⟨

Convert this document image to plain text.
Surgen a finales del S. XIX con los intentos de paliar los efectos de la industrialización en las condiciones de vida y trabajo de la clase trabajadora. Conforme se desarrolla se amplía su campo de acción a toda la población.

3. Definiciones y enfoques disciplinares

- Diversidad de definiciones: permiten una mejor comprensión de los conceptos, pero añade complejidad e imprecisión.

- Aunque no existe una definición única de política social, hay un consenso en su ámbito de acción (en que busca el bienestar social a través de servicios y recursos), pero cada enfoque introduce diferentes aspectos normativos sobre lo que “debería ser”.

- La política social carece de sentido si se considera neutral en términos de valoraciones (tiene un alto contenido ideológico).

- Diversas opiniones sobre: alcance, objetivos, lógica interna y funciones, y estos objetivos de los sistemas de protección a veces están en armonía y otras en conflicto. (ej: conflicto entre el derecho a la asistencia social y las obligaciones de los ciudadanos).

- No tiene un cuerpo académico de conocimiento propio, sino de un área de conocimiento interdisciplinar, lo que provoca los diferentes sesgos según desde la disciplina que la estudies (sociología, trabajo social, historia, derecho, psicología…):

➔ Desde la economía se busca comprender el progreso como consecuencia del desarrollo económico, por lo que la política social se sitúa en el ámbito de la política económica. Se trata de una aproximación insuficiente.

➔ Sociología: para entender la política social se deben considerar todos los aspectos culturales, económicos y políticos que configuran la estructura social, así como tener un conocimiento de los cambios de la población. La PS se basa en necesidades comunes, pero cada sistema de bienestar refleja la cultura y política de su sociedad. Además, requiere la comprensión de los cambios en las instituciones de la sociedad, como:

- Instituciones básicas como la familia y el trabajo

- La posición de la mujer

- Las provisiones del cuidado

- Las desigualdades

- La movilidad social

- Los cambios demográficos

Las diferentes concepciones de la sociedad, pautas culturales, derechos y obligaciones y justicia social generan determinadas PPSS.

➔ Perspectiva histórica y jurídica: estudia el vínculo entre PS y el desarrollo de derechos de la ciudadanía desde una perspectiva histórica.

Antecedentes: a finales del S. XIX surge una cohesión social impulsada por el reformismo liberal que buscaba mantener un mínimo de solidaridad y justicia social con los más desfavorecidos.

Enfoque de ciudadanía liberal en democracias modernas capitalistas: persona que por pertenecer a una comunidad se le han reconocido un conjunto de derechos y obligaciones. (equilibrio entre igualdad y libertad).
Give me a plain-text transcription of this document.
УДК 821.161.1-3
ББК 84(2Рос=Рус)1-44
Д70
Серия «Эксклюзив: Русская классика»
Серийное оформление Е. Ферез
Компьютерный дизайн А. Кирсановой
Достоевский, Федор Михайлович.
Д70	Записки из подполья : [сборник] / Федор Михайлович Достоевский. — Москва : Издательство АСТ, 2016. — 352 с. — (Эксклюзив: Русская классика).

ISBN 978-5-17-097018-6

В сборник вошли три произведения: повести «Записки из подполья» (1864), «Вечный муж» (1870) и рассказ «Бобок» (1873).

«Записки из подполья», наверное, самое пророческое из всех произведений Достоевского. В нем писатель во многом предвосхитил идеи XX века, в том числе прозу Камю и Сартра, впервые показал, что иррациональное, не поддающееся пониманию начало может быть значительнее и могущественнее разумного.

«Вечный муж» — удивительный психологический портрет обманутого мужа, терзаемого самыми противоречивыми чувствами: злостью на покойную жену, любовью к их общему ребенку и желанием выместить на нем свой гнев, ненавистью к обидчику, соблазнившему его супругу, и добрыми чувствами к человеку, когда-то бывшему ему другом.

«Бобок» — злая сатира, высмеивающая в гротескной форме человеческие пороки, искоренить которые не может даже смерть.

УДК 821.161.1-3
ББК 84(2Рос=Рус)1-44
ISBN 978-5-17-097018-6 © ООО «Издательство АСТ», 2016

⟩

DIRECTION
Exactly as written above, please repeat the entries.

FULL SOLUTION
Convert this document image to plain text.
Surgen a finales del S. XIX con los intentos de paliar los efectos de la industrialización en las condiciones de vida y trabajo de la clase trabajadora. Conforme se desarrolla se amplía su campo de acción a toda la población.

3. Definiciones y enfoques disciplinares

- Diversidad de definiciones: permiten una mejor comprensión de los conceptos, pero añade complejidad e imprecisión.

- Aunque no existe una definición única de política social, hay un consenso en su ámbito de acción (en que busca el bienestar social a través de servicios y recursos), pero cada enfoque introduce diferentes aspectos normativos sobre lo que “debería ser”.

- La política social carece de sentido si se considera neutral en términos de valoraciones (tiene un alto contenido ideológico).

- Diversas opiniones sobre: alcance, objetivos, lógica interna y funciones, y estos objetivos de los sistemas de protección a veces están en armonía y otras en conflicto. (ej: conflicto entre el derecho a la asistencia social y las obligaciones de los ciudadanos).

- No tiene un cuerpo académico de conocimiento propio, sino de un área de conocimiento interdisciplinar, lo que provoca los diferentes sesgos según desde la disciplina que la estudies (sociología, trabajo social, historia, derecho, psicología…):

➔ Desde la economía se busca comprender el progreso como consecuencia del desarrollo económico, por lo que la política social se sitúa en el ámbito de la política económica. Se trata de una aproximación insuficiente.

➔ Sociología: para entender la política social se deben considerar todos los aspectos culturales, económicos y políticos que configuran la estructura social, así como tener un conocimiento de los cambios de la población. La PS se basa en necesidades comunes, pero cada sistema de bienestar refleja la cultura y política de su sociedad. Además, requiere la comprensión de los cambios en las instituciones de la sociedad, como:

- Instituciones básicas como la familia y el trabajo

- La posición de la mujer

- Las provisiones del cuidado

- Las desigualdades

- La movilidad social

- Los cambios demográficos

Las diferentes concepciones de la sociedad, pautas culturales, derechos y obligaciones y justicia social generan determinadas PPSS.

➔ Perspectiva histórica y jurídica: estudia el vínculo entre PS y el desarrollo de derechos de la ciudadanía desde una perspectiva histórica.

Antecedentes: a finales del S. XIX surge una cohesión social impulsada por el reformismo liberal que buscaba mantener un mínimo de solidaridad y justicia social con los más desfavorecidos.

Enfoque de ciudadanía liberal en democracias modernas capitalistas: persona que por pertenecer a una comunidad se le han reconocido un conjunto de derechos y obligaciones. (equilibrio entre igualdad y libertad).
Give me a plain-text transcription of this document.
УДК 821.161.1-3
ББК 84(2Рос=Рус)1-44
Д70
Серия «Эксклюзив: Русская классика»
Серийное оформление Е. Ферез
Компьютерный дизайн А. Кирсановой
Достоевский, Федор Михайлович.
Д70	Записки из подполья : [сборник] / Федор Михайлович Достоевский. — Москва : Издательство АСТ, 2016. — 352 с. — (Эксклюзив: Русская классика).

ISBN 978-5-17-097018-6

В сборник вошли три произведения: повести «Записки из подполья» (1864), «Вечный муж» (1870) и рассказ «Бобок» (1873).

«Записки из подполья», наверное, самое пророческое из всех произведений Достоевского. В нем писатель во многом предвосхитил идеи XX века, в том числе прозу Камю и Сартра, впервые показал, что иррациональное, не поддающееся пониманию начало может быть значительнее и могущественнее разумного.

«Вечный муж» — удивительный психологический портрет обманутого мужа, терзаемого самыми противоречивыми чувствами: злостью на покойную жену, любовью к их общему ребенку и желанием выместить на нем свой гнев, ненавистью к обидчику, соблазнившему его супругу, и добрыми чувствами к человеку, когда-то бывшему ему другом.

«Бобок» — злая сатира, высмеивающая в гротескной форме человеческие пороки, искоренить которые не может даже смерть.

УДК 821.161.1-3
ББК 84(2Рос=Рус)1-44
ISBN 978-5-17-097018-6 © ООО «Издательство АСТ», 2016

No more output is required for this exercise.